[Records of layout regions]
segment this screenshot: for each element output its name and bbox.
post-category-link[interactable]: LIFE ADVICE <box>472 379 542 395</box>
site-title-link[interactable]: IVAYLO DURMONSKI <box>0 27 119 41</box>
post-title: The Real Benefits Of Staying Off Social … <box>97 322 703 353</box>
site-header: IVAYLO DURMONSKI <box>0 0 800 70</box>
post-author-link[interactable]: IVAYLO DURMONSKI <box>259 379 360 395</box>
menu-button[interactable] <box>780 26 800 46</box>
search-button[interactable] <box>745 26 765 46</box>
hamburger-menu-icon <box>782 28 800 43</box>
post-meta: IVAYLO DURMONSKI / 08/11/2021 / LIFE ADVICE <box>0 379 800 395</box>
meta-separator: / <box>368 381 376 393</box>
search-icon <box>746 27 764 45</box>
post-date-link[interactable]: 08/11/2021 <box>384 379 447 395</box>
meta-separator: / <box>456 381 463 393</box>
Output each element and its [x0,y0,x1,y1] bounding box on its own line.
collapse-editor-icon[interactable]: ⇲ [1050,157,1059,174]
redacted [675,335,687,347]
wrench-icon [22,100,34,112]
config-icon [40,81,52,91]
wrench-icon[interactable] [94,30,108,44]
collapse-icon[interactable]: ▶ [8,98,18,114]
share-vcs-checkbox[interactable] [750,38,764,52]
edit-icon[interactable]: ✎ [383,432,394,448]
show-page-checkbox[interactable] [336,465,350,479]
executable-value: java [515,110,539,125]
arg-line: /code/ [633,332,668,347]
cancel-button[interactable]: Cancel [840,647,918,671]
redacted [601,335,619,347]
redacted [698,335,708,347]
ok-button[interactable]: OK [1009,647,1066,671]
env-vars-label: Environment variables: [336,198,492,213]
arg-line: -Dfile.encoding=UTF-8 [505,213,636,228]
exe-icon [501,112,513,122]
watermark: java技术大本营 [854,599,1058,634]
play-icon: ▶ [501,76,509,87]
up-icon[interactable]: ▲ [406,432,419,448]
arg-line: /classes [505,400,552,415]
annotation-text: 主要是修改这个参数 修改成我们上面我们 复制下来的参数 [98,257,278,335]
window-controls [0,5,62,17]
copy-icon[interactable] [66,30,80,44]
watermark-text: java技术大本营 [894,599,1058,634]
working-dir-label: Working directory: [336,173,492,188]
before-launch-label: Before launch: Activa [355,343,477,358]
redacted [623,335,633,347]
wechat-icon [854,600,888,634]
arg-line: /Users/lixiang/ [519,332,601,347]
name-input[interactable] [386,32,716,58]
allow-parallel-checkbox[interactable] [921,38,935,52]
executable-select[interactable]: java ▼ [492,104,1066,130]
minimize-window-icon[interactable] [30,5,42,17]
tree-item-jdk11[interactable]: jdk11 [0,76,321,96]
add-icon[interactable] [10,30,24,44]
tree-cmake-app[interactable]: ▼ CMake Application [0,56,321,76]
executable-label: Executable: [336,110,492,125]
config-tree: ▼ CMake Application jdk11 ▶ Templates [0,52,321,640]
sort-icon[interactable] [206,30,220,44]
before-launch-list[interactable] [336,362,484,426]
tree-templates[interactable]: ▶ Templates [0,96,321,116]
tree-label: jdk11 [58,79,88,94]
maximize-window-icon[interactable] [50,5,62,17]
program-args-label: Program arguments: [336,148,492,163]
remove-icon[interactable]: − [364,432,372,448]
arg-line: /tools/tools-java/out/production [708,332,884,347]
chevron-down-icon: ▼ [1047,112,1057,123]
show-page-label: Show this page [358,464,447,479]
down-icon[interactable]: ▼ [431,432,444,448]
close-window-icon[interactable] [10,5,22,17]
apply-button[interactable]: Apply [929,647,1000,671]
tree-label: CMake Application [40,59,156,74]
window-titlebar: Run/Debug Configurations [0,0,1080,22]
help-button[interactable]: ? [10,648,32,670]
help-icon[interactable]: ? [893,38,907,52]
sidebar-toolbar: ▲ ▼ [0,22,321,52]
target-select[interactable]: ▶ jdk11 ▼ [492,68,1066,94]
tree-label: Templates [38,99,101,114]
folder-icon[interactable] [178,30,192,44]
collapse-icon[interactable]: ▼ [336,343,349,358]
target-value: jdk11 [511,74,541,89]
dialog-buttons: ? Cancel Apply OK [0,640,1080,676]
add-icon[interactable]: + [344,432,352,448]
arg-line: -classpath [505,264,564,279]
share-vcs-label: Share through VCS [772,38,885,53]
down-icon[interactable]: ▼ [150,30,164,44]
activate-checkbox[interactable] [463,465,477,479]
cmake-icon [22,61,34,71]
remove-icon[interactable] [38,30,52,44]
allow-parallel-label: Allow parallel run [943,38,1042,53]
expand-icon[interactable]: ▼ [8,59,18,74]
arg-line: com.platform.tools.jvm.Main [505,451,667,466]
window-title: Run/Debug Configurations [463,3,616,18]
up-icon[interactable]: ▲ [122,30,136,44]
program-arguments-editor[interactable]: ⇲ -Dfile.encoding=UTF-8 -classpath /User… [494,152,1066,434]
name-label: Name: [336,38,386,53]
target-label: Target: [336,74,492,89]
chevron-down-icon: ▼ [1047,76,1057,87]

## Exercise brief
Please extract each line from the records above that contains the word "menu". Case matters.

## The solution
menu-button[interactable] <box>780 26 800 46</box>
hamburger-menu-icon <box>782 28 800 43</box>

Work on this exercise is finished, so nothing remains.